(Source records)
## START

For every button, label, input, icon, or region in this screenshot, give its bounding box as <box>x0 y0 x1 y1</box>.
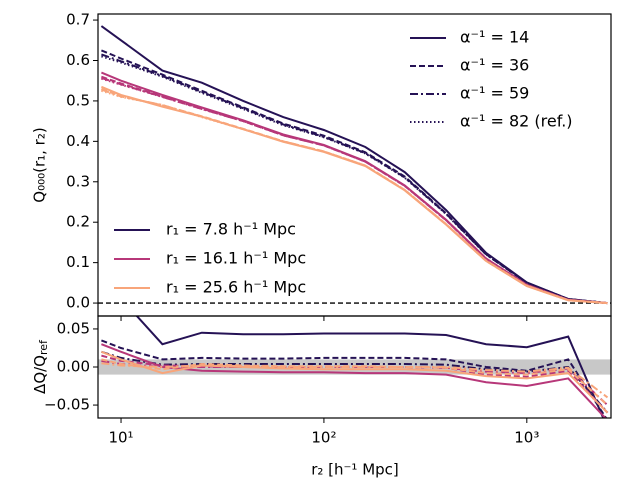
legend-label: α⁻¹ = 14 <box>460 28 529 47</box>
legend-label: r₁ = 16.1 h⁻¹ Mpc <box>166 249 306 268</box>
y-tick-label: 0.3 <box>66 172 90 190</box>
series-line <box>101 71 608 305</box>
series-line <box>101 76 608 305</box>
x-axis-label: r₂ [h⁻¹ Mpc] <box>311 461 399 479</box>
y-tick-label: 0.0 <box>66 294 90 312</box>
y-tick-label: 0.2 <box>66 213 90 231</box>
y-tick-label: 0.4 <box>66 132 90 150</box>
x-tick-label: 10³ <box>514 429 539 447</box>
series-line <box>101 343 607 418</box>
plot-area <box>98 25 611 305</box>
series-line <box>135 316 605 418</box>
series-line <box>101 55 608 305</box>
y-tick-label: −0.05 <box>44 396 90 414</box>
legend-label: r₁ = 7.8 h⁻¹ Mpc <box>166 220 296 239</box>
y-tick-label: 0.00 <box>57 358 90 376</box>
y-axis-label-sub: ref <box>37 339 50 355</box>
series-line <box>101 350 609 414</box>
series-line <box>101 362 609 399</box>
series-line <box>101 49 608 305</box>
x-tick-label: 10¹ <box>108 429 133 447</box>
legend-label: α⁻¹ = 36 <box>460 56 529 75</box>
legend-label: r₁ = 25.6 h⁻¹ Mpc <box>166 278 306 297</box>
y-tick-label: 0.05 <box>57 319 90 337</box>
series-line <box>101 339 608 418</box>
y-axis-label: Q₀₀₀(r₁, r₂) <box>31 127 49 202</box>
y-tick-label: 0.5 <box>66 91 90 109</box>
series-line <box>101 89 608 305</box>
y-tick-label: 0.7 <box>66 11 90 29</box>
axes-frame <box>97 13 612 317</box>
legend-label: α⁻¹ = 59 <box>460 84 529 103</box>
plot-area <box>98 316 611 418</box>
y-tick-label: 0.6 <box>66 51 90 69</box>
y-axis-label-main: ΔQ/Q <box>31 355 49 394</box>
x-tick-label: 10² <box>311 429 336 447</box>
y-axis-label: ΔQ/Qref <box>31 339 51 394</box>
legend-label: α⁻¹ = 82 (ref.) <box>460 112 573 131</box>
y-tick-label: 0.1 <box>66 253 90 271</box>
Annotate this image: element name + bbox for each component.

## END
## START

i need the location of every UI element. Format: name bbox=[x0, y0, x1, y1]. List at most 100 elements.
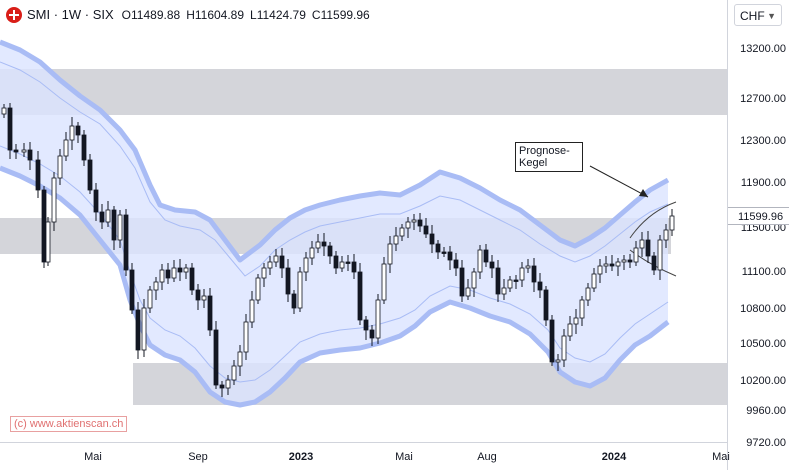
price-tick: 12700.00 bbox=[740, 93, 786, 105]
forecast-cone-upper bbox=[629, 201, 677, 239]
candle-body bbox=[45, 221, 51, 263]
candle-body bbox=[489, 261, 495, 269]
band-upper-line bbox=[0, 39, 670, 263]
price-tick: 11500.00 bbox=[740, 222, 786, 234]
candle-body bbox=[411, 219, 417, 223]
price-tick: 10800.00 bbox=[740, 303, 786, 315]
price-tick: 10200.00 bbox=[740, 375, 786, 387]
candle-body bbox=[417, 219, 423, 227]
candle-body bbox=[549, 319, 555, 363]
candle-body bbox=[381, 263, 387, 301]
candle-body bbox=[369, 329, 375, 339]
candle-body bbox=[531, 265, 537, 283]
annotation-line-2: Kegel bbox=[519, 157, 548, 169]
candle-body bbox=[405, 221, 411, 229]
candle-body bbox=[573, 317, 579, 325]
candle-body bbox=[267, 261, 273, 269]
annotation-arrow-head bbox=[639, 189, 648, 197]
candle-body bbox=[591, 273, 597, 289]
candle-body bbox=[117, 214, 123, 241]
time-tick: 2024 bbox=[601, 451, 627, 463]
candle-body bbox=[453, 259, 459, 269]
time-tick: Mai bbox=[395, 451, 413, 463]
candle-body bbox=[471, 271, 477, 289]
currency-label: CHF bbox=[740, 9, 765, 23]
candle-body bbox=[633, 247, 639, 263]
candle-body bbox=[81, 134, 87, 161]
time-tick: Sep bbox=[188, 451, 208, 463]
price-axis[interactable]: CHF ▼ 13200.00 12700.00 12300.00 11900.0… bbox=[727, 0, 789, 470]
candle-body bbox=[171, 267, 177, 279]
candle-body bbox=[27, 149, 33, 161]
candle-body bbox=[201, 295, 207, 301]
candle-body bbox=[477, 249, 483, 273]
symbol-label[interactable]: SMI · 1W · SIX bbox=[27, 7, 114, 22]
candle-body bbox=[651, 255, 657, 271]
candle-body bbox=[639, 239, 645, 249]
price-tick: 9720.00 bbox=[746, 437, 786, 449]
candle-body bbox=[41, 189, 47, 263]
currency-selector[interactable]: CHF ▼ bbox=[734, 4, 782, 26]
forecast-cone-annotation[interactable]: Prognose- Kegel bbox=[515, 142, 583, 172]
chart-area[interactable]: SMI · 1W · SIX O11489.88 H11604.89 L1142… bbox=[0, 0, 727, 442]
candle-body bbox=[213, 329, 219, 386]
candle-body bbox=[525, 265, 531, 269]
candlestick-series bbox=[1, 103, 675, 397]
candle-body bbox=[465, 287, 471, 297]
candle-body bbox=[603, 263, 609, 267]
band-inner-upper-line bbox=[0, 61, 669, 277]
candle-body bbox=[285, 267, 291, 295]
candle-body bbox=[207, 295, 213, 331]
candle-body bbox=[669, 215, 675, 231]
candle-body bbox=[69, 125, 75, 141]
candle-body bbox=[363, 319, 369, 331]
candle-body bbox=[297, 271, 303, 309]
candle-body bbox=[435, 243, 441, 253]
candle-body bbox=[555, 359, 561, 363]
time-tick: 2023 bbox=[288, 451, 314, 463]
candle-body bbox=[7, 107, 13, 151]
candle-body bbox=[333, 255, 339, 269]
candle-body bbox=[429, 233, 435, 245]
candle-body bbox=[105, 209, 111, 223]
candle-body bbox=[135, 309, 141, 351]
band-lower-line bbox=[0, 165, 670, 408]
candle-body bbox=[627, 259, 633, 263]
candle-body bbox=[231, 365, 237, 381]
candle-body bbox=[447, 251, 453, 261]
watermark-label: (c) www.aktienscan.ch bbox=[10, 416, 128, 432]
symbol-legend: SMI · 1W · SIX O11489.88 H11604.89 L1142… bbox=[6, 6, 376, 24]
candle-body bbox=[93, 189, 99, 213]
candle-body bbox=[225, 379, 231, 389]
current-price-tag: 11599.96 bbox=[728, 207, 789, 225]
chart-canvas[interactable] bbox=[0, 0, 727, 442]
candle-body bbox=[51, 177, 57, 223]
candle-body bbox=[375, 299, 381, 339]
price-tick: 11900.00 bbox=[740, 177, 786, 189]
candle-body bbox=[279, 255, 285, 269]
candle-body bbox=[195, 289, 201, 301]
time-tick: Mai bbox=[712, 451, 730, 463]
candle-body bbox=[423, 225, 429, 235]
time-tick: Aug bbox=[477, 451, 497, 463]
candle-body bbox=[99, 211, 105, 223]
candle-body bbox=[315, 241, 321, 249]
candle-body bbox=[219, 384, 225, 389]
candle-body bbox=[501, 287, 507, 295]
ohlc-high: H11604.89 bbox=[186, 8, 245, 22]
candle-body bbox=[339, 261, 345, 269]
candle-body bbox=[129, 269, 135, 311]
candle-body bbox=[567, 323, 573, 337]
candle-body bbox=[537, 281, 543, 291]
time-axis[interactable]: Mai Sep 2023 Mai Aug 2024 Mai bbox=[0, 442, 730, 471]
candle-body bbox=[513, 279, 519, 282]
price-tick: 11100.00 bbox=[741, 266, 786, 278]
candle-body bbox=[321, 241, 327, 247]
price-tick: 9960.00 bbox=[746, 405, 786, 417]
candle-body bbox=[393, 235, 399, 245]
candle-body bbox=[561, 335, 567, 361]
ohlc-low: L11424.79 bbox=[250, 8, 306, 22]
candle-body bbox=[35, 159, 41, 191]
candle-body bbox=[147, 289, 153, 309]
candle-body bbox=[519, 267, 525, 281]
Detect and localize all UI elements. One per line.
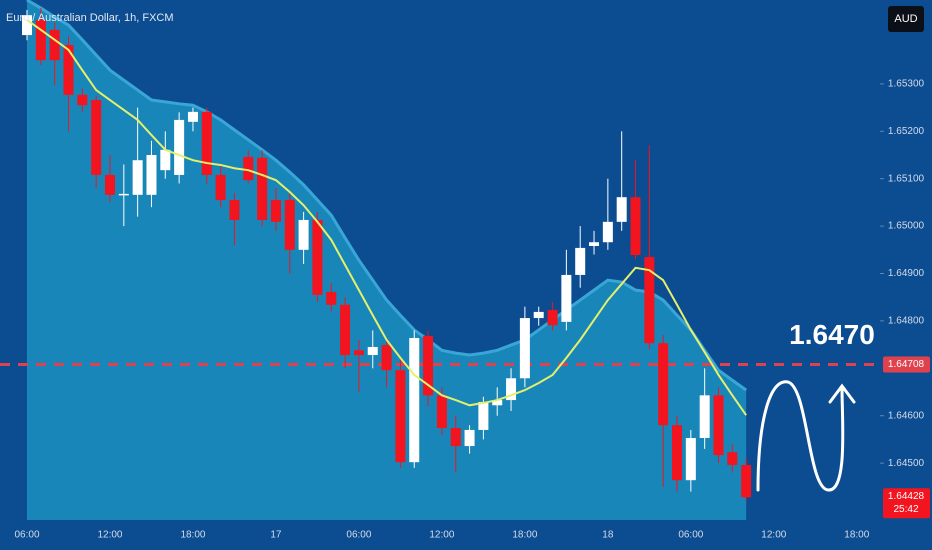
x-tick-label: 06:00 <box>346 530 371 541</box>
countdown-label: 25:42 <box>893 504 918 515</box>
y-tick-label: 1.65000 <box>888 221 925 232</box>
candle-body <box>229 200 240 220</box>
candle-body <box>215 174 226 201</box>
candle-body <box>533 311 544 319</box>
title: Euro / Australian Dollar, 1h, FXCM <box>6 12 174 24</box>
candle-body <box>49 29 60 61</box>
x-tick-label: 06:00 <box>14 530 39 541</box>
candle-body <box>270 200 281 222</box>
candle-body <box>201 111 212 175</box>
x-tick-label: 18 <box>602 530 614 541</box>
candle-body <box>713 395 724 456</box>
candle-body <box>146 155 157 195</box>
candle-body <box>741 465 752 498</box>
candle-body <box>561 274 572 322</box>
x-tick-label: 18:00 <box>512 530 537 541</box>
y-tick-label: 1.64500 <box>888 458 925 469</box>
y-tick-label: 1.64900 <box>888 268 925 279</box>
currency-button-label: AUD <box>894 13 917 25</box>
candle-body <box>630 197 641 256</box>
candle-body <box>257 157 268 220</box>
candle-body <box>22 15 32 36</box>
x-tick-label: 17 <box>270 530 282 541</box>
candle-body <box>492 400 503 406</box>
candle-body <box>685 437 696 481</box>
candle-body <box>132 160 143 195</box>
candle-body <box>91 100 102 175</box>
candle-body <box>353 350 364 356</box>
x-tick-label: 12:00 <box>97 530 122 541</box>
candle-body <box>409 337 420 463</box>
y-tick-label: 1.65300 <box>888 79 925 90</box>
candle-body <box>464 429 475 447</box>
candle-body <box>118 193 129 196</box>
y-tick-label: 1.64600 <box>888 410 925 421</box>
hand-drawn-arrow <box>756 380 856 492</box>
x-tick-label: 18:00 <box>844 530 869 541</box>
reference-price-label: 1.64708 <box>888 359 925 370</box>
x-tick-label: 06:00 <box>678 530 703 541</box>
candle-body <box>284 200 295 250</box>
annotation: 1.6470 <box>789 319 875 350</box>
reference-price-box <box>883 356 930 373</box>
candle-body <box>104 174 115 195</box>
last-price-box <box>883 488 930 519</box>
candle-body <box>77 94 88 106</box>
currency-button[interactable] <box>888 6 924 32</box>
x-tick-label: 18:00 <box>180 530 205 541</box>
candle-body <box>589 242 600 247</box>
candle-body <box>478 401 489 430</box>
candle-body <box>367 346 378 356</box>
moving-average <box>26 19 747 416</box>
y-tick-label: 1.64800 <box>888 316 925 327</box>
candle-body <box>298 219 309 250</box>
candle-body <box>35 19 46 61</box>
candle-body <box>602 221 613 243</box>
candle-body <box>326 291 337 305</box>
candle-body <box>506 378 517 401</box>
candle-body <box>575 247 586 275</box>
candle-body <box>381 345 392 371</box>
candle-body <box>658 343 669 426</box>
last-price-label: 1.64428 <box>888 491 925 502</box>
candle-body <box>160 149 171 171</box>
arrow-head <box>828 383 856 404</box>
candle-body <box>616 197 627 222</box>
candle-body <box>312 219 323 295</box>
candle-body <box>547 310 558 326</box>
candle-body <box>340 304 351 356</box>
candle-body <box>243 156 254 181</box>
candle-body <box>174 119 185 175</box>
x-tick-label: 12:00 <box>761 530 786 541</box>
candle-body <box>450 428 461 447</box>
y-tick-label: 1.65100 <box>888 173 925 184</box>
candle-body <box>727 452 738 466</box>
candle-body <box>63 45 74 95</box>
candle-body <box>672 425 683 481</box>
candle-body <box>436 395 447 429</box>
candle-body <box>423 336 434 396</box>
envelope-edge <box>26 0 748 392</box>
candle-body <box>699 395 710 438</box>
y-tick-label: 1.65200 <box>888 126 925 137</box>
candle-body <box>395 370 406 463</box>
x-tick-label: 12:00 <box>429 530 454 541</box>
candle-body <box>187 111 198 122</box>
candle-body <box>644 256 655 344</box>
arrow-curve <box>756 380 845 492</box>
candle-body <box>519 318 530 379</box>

## END
## START

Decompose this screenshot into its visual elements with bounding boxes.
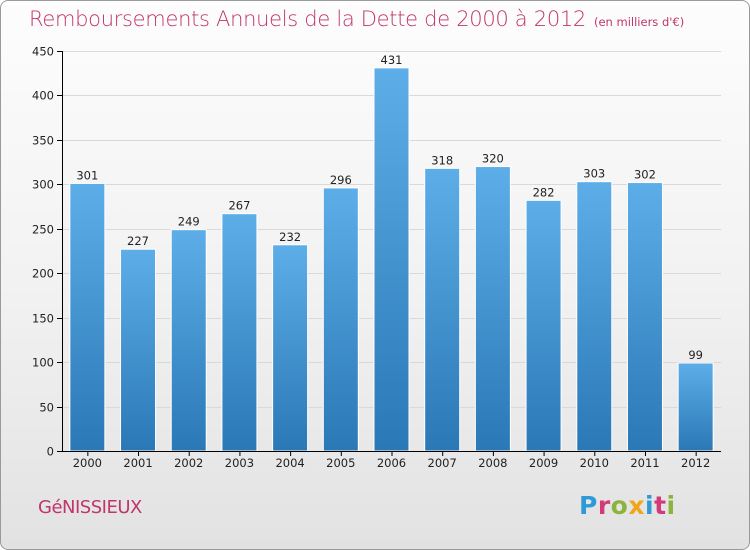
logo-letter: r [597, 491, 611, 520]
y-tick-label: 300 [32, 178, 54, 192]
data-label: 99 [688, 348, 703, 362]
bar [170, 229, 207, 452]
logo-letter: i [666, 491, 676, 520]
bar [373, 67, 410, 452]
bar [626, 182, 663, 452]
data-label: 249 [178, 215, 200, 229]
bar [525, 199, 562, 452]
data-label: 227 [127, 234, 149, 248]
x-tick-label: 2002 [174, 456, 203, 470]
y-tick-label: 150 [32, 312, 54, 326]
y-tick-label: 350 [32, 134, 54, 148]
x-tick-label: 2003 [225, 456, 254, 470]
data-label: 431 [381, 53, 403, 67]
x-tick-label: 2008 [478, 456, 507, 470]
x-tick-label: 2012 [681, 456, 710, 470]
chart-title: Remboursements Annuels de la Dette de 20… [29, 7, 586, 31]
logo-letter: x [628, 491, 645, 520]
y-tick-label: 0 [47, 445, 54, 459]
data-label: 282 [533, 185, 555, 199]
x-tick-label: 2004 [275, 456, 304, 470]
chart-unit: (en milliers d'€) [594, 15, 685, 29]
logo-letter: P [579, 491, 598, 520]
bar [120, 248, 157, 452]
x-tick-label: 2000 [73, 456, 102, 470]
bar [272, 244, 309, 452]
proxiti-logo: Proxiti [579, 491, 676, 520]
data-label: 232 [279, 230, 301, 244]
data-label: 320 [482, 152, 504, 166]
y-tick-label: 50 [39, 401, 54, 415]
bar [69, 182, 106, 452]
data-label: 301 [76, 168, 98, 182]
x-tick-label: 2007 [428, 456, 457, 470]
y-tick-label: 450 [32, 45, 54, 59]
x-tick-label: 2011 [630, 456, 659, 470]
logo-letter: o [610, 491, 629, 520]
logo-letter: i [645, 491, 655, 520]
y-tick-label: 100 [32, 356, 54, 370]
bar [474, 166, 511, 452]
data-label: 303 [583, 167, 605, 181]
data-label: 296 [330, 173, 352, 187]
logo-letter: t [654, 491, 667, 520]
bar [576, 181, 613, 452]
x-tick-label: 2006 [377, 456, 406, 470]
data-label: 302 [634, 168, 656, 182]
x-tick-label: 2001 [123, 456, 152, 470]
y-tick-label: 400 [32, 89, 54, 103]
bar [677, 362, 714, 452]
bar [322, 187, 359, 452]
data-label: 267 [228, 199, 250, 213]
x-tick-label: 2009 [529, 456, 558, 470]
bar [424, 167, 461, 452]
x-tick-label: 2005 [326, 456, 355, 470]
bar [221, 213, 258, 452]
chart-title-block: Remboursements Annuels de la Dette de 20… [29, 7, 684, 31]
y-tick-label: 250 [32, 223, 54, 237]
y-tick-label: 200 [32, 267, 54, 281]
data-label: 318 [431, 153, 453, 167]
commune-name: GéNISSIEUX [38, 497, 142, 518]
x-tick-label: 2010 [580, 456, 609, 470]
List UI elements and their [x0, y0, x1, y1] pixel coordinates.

## END

What needs to be done -
Lay out as a numbered list, omitting blank lines, everything in the data from the line containing "price-tick: 12700.00 bbox=[740, 93, 786, 105]" down to the line containing "price-axis[interactable]: CHF ▼", with both of those lines included.

Exercise result -
1. price-tick: 12700.00 bbox=[740, 93, 786, 105]
2. forecast-cone-upper bbox=[629, 201, 677, 239]
3. candle-body bbox=[45, 221, 51, 263]
4. candle-body bbox=[489, 261, 495, 269]
5. band-upper-line bbox=[0, 39, 670, 263]
6. price-tick: 11500.00 bbox=[740, 222, 786, 234]
7. candle-body bbox=[411, 219, 417, 223]
8. price-tick: 10800.00 bbox=[740, 303, 786, 315]
9. price-tick: 10200.00 bbox=[740, 375, 786, 387]
10. candle-body bbox=[417, 219, 423, 227]
11. candle-body bbox=[549, 319, 555, 363]
12. candle-body bbox=[381, 263, 387, 301]
13. candle-body bbox=[369, 329, 375, 339]
14. candle-body bbox=[531, 265, 537, 283]
15. annotation-line-2: Kegel bbox=[519, 157, 548, 169]
16. candle-body bbox=[405, 221, 411, 229]
17. candle-body bbox=[573, 317, 579, 325]
18. candle-body bbox=[267, 261, 273, 269]
19. annotation-arrow-head bbox=[639, 189, 648, 197]
20. candle-body bbox=[591, 273, 597, 289]
21. candle-body bbox=[117, 214, 123, 241]
22. time-tick: 2024 bbox=[601, 451, 627, 463]
23. candle-body bbox=[453, 259, 459, 269]
24. time-tick: Mai bbox=[395, 451, 413, 463]
25. candle-body bbox=[471, 271, 477, 289]
26. currency-label: CHF bbox=[740, 9, 765, 23]
27. candle-body bbox=[633, 247, 639, 263]
28. candle-body bbox=[81, 134, 87, 161]
29. time-tick: Sep bbox=[188, 451, 208, 463]
30. price-axis[interactable]: CHF ▼ 13200.00 12700.00 12300.00 11900.0… bbox=[727, 0, 789, 470]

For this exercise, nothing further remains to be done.